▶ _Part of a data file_
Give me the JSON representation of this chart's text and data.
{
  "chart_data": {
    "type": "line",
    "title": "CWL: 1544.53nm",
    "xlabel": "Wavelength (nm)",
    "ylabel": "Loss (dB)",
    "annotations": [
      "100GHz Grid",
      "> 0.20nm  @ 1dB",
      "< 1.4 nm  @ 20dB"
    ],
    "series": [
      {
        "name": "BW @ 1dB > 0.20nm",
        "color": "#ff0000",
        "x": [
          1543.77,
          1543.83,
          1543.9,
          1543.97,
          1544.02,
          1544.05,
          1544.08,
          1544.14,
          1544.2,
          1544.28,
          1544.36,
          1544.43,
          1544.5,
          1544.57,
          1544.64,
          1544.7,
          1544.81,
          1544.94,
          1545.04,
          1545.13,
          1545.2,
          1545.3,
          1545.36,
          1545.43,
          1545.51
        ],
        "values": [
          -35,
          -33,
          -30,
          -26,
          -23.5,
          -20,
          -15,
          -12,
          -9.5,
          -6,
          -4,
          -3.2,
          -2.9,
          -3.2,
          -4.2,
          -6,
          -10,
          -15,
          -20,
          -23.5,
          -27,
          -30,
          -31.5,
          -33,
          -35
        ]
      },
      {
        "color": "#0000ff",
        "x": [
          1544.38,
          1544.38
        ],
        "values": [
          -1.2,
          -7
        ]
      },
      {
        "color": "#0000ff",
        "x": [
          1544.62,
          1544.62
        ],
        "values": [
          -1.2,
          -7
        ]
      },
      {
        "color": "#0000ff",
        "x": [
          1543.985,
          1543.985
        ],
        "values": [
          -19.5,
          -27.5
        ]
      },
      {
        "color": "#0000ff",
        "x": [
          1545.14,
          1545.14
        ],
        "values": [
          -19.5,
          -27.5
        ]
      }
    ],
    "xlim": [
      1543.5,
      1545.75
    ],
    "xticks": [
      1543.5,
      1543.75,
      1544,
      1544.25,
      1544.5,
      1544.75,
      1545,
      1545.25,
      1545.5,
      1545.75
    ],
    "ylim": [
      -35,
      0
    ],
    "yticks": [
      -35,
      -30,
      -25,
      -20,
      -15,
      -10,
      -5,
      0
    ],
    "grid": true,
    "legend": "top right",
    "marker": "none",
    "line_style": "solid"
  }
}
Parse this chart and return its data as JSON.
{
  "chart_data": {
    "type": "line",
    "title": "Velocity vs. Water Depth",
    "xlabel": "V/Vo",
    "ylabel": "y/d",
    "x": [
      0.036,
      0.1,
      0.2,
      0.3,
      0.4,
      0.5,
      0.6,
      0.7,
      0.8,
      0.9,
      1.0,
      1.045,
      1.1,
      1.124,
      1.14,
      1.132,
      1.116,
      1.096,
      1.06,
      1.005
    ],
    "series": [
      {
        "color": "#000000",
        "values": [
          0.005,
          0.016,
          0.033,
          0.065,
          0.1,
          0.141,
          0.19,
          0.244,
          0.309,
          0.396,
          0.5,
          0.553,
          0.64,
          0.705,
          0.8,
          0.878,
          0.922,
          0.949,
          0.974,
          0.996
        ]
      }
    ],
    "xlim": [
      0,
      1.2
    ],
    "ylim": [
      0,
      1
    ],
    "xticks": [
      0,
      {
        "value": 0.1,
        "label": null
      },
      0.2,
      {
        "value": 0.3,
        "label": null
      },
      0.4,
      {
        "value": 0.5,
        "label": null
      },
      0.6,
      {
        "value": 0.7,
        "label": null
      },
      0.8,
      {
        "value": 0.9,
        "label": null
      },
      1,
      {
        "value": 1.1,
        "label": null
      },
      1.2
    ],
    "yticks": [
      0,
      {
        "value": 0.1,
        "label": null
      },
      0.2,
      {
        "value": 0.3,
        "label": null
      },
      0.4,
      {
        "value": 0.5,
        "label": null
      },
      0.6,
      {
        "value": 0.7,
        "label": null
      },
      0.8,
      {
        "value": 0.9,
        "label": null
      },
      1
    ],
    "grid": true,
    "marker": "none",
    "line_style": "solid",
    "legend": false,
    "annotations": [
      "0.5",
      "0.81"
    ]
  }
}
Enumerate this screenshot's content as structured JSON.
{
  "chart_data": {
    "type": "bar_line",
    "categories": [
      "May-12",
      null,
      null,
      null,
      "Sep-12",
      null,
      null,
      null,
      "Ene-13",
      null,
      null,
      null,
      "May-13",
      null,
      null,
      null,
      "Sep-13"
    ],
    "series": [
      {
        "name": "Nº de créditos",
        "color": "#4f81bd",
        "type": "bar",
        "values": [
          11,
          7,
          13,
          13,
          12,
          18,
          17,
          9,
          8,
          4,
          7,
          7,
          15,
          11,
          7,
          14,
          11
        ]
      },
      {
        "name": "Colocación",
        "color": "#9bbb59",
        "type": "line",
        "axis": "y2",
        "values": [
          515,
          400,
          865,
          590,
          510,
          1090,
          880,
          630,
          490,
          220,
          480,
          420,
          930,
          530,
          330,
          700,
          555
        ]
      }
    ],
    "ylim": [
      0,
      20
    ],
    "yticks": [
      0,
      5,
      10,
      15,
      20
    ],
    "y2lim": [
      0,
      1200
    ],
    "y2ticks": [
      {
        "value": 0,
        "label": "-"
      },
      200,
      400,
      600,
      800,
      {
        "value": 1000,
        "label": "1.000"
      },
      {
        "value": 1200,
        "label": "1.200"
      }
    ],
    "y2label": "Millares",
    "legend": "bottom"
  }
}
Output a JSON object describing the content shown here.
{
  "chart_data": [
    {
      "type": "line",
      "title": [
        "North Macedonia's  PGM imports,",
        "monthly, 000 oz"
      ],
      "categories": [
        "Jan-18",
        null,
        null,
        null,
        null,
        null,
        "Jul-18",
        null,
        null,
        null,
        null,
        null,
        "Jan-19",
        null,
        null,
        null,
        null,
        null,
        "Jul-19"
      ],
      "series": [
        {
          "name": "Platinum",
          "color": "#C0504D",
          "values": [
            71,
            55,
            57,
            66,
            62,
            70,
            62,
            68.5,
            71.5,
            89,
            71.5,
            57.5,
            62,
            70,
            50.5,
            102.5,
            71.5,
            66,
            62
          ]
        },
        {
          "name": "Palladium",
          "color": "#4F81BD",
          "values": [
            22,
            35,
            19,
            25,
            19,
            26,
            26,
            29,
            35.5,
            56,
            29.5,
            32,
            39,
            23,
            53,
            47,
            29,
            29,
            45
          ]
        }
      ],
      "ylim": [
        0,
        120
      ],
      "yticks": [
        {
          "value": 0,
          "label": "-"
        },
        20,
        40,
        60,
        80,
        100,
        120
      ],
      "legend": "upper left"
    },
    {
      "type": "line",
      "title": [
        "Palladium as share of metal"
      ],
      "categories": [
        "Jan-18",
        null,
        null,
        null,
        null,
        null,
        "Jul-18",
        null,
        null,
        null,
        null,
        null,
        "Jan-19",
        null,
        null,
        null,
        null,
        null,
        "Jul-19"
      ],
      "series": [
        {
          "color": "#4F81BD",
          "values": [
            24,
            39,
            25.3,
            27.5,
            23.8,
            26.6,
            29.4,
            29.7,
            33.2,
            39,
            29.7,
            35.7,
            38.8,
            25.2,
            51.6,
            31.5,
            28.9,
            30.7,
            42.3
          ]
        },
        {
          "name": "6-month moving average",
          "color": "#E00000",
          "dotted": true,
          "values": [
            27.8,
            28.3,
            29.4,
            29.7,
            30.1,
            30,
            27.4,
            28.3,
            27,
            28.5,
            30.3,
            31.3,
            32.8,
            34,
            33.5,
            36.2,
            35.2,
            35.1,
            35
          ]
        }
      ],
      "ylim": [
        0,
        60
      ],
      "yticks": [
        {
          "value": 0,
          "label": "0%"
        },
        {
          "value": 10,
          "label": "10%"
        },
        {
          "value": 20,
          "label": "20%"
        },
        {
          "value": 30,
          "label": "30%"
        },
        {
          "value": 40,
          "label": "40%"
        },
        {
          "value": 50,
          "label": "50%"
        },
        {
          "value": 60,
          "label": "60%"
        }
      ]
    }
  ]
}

▶ _What you are asked to do_
Reproduce each line from the records that contains the word "legend".

▶ _Task solution_
    "legend": "top right",
    "legend": false,
    "legend": "bottom"
      "legend": "upper left"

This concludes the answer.